┌──
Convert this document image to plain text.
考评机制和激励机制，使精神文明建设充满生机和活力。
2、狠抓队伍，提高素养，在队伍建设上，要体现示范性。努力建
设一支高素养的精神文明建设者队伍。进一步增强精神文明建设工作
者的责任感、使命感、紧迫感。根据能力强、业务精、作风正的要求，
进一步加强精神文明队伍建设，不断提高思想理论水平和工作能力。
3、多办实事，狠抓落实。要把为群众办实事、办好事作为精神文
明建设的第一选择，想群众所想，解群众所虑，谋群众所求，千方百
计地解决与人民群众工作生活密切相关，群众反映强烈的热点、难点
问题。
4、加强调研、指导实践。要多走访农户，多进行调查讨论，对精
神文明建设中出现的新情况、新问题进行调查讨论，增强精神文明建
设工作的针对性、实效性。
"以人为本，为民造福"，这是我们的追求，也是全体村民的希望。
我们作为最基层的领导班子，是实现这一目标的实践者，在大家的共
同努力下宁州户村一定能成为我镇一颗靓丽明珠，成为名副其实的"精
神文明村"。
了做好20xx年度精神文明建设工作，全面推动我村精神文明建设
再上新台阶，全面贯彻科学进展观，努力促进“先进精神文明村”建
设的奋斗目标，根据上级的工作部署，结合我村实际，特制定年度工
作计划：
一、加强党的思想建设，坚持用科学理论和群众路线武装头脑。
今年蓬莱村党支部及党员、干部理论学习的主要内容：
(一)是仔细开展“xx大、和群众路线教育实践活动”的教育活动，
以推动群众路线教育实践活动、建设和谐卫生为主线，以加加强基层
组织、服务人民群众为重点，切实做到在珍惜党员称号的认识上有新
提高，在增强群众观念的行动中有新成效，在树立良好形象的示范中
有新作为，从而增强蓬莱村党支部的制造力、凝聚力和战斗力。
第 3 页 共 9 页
└──
● What the task asks: Write out every entry again, keeping each line exactly the same.

● Finished answer:
Convert this document image to plain text.
考评机制和激励机制，使精神文明建设充满生机和活力。
2、狠抓队伍，提高素养，在队伍建设上，要体现示范性。努力建
设一支高素养的精神文明建设者队伍。进一步增强精神文明建设工作
者的责任感、使命感、紧迫感。根据能力强、业务精、作风正的要求，
进一步加强精神文明队伍建设，不断提高思想理论水平和工作能力。
3、多办实事，狠抓落实。要把为群众办实事、办好事作为精神文
明建设的第一选择，想群众所想，解群众所虑，谋群众所求，千方百
计地解决与人民群众工作生活密切相关，群众反映强烈的热点、难点
问题。
4、加强调研、指导实践。要多走访农户，多进行调查讨论，对精
神文明建设中出现的新情况、新问题进行调查讨论，增强精神文明建
设工作的针对性、实效性。
"以人为本，为民造福"，这是我们的追求，也是全体村民的希望。
我们作为最基层的领导班子，是实现这一目标的实践者，在大家的共
同努力下宁州户村一定能成为我镇一颗靓丽明珠，成为名副其实的"精
神文明村"。
了做好20xx年度精神文明建设工作，全面推动我村精神文明建设
再上新台阶，全面贯彻科学进展观，努力促进“先进精神文明村”建
设的奋斗目标，根据上级的工作部署，结合我村实际，特制定年度工
作计划：
一、加强党的思想建设，坚持用科学理论和群众路线武装头脑。
今年蓬莱村党支部及党员、干部理论学习的主要内容：
(一)是仔细开展“xx大、和群众路线教育实践活动”的教育活动，
以推动群众路线教育实践活动、建设和谐卫生为主线，以加加强基层
组织、服务人民群众为重点，切实做到在珍惜党员称号的认识上有新
提高，在增强群众观念的行动中有新成效，在树立良好形象的示范中
有新作为，从而增强蓬莱村党支部的制造力、凝聚力和战斗力。
第 3 页 共 9 页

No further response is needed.